## [Written request]
State how many lines contain the string "JSON", and write nothing else.
-- Given records start --
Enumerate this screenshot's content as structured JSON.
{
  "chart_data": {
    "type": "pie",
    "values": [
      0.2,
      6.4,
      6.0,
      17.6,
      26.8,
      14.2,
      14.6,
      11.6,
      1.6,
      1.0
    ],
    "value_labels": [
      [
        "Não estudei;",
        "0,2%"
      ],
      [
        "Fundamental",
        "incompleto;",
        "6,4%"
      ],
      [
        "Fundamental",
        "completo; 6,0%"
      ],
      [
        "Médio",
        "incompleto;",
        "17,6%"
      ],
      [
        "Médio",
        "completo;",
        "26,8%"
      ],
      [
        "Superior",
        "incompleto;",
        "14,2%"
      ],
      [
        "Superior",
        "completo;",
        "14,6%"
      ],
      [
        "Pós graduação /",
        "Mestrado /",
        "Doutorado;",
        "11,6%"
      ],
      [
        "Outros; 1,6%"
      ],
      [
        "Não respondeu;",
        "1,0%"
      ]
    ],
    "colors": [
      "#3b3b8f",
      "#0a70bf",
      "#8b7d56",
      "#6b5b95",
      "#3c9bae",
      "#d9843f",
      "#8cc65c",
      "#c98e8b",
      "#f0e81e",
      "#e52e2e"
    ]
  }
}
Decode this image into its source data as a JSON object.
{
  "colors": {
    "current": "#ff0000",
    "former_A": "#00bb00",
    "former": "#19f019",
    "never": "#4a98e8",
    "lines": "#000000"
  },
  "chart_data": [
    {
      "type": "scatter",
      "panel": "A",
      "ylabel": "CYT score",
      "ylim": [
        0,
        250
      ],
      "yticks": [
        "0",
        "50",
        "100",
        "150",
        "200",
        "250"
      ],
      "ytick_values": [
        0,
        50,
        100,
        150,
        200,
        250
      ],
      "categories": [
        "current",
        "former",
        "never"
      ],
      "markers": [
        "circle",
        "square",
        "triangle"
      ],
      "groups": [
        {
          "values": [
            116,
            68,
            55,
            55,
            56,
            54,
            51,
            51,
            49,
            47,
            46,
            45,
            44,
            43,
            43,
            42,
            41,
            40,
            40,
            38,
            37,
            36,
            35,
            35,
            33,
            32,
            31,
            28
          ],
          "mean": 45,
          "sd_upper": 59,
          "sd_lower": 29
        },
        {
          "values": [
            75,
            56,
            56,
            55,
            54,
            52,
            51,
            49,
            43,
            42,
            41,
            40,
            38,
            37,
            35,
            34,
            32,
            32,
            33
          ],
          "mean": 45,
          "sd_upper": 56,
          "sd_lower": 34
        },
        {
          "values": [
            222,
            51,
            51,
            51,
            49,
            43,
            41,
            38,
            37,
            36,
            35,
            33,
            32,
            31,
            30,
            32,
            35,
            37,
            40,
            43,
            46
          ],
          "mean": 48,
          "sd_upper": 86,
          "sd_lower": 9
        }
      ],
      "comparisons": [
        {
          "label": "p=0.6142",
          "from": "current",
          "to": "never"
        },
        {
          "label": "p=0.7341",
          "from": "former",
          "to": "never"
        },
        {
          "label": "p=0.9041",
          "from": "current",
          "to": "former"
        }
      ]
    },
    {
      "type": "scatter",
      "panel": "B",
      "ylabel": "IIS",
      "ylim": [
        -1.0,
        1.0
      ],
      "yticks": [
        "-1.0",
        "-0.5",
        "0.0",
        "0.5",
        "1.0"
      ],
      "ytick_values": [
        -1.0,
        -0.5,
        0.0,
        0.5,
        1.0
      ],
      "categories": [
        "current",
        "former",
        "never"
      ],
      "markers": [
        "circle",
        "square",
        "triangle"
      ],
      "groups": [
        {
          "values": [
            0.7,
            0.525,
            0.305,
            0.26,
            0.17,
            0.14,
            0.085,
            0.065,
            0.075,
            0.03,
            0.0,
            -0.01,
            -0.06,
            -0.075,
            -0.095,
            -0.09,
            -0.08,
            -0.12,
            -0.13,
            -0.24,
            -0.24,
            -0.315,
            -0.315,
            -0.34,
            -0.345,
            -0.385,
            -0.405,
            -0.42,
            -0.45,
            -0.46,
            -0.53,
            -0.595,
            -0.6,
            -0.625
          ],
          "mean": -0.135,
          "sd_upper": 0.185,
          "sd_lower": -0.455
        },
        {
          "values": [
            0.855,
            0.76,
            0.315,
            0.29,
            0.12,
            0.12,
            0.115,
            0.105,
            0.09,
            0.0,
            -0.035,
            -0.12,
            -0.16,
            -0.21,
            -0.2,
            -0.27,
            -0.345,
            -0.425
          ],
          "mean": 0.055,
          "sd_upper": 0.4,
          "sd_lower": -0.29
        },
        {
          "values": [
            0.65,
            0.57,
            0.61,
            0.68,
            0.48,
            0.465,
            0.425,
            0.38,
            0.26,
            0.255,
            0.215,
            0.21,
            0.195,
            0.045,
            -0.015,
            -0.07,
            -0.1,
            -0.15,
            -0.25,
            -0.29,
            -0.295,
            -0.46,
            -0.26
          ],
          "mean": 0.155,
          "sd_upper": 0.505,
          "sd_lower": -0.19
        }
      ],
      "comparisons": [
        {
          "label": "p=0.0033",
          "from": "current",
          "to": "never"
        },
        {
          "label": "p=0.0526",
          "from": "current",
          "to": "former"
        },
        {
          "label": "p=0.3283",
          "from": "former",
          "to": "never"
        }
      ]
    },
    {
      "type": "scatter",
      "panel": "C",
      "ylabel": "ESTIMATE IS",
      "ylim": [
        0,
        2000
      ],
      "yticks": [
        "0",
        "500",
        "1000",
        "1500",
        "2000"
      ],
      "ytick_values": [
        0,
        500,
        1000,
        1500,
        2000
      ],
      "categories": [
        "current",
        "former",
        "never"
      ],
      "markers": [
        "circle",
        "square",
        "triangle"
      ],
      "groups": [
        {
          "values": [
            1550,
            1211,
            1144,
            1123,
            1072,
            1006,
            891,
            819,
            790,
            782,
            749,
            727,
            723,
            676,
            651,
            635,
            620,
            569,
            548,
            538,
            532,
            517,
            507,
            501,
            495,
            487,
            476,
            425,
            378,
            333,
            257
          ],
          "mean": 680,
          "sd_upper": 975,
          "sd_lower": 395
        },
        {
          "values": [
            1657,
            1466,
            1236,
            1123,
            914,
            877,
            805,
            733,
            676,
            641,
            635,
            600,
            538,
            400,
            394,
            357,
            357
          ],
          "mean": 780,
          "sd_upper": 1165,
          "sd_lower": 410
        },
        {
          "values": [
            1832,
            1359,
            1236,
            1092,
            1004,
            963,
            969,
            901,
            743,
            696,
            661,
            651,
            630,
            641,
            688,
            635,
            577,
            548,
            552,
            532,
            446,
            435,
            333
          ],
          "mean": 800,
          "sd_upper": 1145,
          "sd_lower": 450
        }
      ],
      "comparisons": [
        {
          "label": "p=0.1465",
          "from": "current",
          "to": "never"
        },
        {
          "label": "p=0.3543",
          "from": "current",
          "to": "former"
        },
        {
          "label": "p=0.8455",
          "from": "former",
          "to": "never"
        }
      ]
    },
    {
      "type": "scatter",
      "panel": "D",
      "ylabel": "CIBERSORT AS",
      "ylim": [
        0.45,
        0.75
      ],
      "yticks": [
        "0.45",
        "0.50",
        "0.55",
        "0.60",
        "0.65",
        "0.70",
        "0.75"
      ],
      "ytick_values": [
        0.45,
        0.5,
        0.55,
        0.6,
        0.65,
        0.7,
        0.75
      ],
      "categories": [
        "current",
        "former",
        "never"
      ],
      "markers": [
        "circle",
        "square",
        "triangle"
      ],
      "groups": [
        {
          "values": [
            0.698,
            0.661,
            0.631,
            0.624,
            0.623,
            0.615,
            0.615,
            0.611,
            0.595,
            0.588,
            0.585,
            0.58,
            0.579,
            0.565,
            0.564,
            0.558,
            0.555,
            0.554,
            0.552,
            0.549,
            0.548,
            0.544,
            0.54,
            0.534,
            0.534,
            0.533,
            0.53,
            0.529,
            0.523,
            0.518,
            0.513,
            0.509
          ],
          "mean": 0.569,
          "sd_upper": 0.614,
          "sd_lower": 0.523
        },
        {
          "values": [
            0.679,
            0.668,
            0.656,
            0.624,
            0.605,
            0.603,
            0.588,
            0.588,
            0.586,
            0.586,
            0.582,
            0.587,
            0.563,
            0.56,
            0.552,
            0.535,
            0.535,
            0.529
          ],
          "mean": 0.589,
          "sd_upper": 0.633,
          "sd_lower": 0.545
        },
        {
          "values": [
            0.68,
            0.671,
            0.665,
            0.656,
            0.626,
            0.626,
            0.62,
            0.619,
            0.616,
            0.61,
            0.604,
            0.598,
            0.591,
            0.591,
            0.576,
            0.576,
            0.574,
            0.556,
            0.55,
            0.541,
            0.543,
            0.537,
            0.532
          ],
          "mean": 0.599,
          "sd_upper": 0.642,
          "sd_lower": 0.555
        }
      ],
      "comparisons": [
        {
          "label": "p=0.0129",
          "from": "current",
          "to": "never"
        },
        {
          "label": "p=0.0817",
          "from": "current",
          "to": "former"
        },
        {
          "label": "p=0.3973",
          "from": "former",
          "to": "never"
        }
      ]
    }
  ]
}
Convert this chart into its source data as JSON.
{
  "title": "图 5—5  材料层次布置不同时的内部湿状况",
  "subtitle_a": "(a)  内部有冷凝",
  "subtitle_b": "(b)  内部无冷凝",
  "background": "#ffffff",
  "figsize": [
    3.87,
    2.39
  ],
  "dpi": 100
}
-- Given records end --
## [Result for this exercise]
3